▶ _TASK STATEMENT_: Reproduce all entries precisely, down to the last character.

▶ _INFORMATION PROVIDED_:
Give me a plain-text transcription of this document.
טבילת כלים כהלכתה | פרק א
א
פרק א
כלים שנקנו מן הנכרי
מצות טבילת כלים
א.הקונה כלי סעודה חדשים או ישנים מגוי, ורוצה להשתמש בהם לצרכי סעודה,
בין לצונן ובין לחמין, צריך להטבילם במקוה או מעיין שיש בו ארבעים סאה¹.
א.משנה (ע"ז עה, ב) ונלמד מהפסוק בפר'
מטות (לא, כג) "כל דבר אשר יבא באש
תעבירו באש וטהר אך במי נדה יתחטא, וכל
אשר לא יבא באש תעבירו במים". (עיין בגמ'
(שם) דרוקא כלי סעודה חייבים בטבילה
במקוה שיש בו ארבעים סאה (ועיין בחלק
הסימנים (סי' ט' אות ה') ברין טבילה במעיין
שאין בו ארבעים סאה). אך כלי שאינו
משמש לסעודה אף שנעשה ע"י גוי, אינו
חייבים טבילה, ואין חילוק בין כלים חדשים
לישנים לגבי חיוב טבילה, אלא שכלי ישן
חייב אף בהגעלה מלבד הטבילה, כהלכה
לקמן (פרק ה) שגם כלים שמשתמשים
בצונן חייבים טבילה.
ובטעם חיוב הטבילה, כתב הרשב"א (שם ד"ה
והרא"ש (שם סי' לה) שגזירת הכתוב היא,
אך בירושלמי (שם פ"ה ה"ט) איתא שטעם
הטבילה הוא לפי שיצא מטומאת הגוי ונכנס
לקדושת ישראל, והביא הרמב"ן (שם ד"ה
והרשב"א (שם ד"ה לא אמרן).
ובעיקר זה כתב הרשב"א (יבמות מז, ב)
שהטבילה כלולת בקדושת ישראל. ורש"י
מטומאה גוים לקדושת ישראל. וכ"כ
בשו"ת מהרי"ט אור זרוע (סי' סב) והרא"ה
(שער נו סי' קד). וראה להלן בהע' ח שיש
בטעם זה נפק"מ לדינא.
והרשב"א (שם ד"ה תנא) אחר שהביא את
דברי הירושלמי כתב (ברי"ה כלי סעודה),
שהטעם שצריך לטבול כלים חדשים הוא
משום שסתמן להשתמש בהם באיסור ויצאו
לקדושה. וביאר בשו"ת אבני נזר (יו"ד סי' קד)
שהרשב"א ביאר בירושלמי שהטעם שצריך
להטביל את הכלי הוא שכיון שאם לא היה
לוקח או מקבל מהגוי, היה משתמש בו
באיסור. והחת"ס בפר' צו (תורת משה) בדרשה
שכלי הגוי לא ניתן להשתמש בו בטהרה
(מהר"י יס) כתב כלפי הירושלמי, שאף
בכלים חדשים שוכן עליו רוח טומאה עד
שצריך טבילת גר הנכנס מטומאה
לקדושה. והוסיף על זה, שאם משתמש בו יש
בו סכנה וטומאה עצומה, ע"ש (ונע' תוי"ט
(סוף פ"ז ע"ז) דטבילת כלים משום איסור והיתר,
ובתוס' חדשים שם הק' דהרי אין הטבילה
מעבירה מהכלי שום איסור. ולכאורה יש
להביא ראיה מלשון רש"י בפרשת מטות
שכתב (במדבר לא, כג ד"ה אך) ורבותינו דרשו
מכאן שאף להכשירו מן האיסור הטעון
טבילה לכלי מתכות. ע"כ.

▶ _IN RESPONSE_:
Give me a plain-text transcription of this document.
טבילת כלים כהלכתה | פרק א
א
פרק א
כלים שנקנו מן הנכרי
מצות טבילת כלים
א.הקונה כלי סעודה חדשים או ישנים מגוי, ורוצה להשתמש בהם לצרכי סעודה,
בין לצונן ובין לחמין, צריך להטבילם במקוה או מעיין שיש בו ארבעים סאה¹.
א.משנה (ע"ז עה, ב) ונלמד מהפסוק בפר'
מטות (לא, כג) "כל דבר אשר יבא באש
תעבירו באש וטהר אך במי נדה יתחטא, וכל
אשר לא יבא באש תעבירו במים". (עיין בגמ'
(שם) דרוקא כלי סעודה חייבים בטבילה
במקוה שיש בו ארבעים סאה (ועיין בחלק
הסימנים (סי' ט' אות ה') ברין טבילה במעיין
שאין בו ארבעים סאה). אך כלי שאינו
משמש לסעודה אף שנעשה ע"י גוי, אינו
חייבים טבילה, ואין חילוק בין כלים חדשים
לישנים לגבי חיוב טבילה, אלא שכלי ישן
חייב אף בהגעלה מלבד הטבילה, כהלכה
לקמן (פרק ה) שגם כלים שמשתמשים
בצונן חייבים טבילה.
ובטעם חיוב הטבילה, כתב הרשב"א (שם ד"ה
והרא"ש (שם סי' לה) שגזירת הכתוב היא,
אך בירושלמי (שם פ"ה ה"ט) איתא שטעם
הטבילה הוא לפי שיצא מטומאת הגוי ונכנס
לקדושת ישראל, והביא הרמב"ן (שם ד"ה
והרשב"א (שם ד"ה לא אמרן).
ובעיקר זה כתב הרשב"א (יבמות מז, ב)
שהטבילה כלולת בקדושת ישראל. ורש"י
מטומאה גוים לקדושת ישראל. וכ"כ
בשו"ת מהרי"ט אור זרוע (סי' סב) והרא"ה
(שער נו סי' קד). וראה להלן בהע' ח שיש
בטעם זה נפק"מ לדינא.
והרשב"א (שם ד"ה תנא) אחר שהביא את
דברי הירושלמי כתב (ברי"ה כלי סעודה),
שהטעם שצריך לטבול כלים חדשים הוא
משום שסתמן להשתמש בהם באיסור ויצאו
לקדושה. וביאר בשו"ת אבני נזר (יו"ד סי' קד)
שהרשב"א ביאר בירושלמי שהטעם שצריך
להטביל את הכלי הוא שכיון שאם לא היה
לוקח או מקבל מהגוי, היה משתמש בו
באיסור. והחת"ס בפר' צו (תורת משה) בדרשה
שכלי הגוי לא ניתן להשתמש בו בטהרה
(מהר"י יס) כתב כלפי הירושלמי, שאף
בכלים חדשים שוכן עליו רוח טומאה עד
שצריך טבילת גר הנכנס מטומאה
לקדושה. והוסיף על זה, שאם משתמש בו יש
בו סכנה וטומאה עצומה, ע"ש (ונע' תוי"ט
(סוף פ"ז ע"ז) דטבילת כלים משום איסור והיתר,
ובתוס' חדשים שם הק' דהרי אין הטבילה
מעבירה מהכלי שום איסור. ולכאורה יש
להביא ראיה מלשון רש"י בפרשת מטות
שכתב (במדבר לא, כג ד"ה אך) ורבותינו דרשו
מכאן שאף להכשירו מן האיסור הטעון
טבילה לכלי מתכות. ע"כ.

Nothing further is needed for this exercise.